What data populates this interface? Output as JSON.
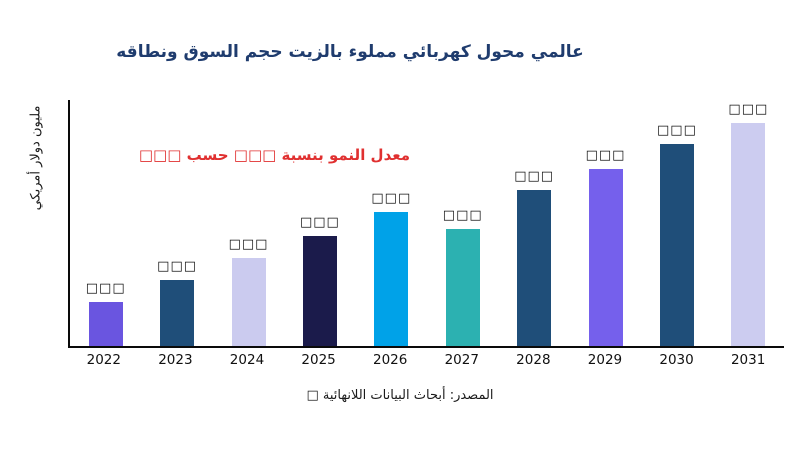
{
  "title": "عالمي محول كهربائي مملوء بالزيت حجم السوق ونطاقه",
  "ylabel": "مليون دولار أمريكي",
  "annotation": "معدل النمو بنسبة □□□ حسب □□□",
  "source": "المصدر: أبحاث البيانات اللانهائية □",
  "colors": {
    "title": "#1F3C6E",
    "annotation": "#E03030",
    "axis": "#0a0a0a"
  },
  "chart_data": {
    "type": "bar",
    "title": "عالمي محول كهربائي مملوء بالزيت حجم السوق ونطاقه",
    "ylabel": "مليون دولار أمريكي",
    "categories": [
      "2022",
      "2023",
      "2024",
      "2025",
      "2026",
      "2027",
      "2028",
      "2029",
      "2030",
      "2031"
    ],
    "values": [
      45,
      67,
      89,
      112,
      136,
      119,
      159,
      180,
      205,
      227
    ],
    "value_labels": [
      "□□□",
      "□□□",
      "□□□",
      "□□□",
      "□□□",
      "□□□",
      "□□□",
      "□□□",
      "□□□",
      "□□□"
    ],
    "bar_colors": [
      "#6A55E0",
      "#1F4E79",
      "#CBCBEF",
      "#1B1B4B",
      "#00A2E8",
      "#2CB1B1",
      "#1F4E79",
      "#7560EC",
      "#1F4E79",
      "#CCCCF0"
    ],
    "ylim": [
      0,
      250
    ],
    "grid": false,
    "legend": "none",
    "annotation": "معدل النمو بنسبة □□□ حسب □□□"
  }
}
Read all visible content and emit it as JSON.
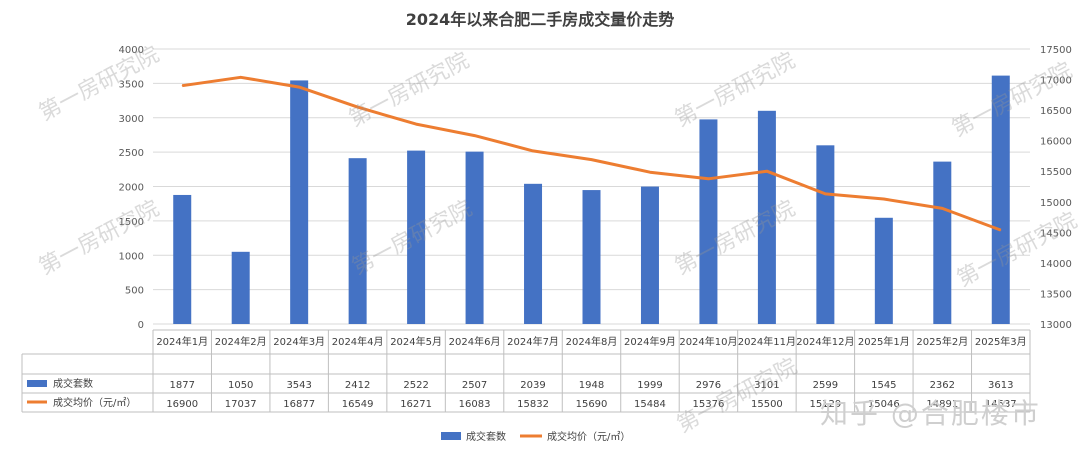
{
  "chart_data": {
    "type": "bar",
    "title": "2024年以来合肥二手房成交量价走势",
    "categories": [
      "2024年1月",
      "2024年2月",
      "2024年3月",
      "2024年4月",
      "2024年5月",
      "2024年6月",
      "2024年7月",
      "2024年8月",
      "2024年9月",
      "2024年10月",
      "2024年11月",
      "2024年12月",
      "2025年1月",
      "2025年2月",
      "2025年3月"
    ],
    "series": [
      {
        "name": "成交套数",
        "type": "bar",
        "axis": "left",
        "color": "#4472C4",
        "values": [
          1877,
          1050,
          3543,
          2412,
          2522,
          2507,
          2039,
          1948,
          1999,
          2976,
          3101,
          2599,
          1545,
          2362,
          3613
        ]
      },
      {
        "name": "成交均价（元/㎡）",
        "type": "line",
        "axis": "right",
        "color": "#ED7D31",
        "values": [
          16900,
          17037,
          16877,
          16549,
          16271,
          16083,
          15832,
          15690,
          15484,
          15376,
          15500,
          15129,
          15046,
          14891,
          14537
        ]
      }
    ],
    "y_left": {
      "min": 0,
      "max": 4000,
      "ticks": [
        0,
        500,
        1000,
        1500,
        2000,
        2500,
        3000,
        3500,
        4000
      ]
    },
    "y_right": {
      "min": 13000,
      "max": 17500,
      "ticks": [
        13000,
        13500,
        14000,
        14500,
        15000,
        15500,
        16000,
        16500,
        17000,
        17500
      ]
    },
    "grid": true,
    "data_table": true,
    "legend_position": "bottom"
  },
  "watermarks": [
    "第一房研究院",
    "第一房研究院",
    "第一房研究院",
    "第一房研究院",
    "第一房研究院",
    "第一房研究院",
    "第一房研究院",
    "第一房研究院",
    "第一房研究院"
  ],
  "brand": "知乎 @合肥楼市"
}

○ ○ ○ ○ ○

■ Given request ■
Reply with nothing but the number of lines that contain the word "annotation".

■ Complete answer ■
3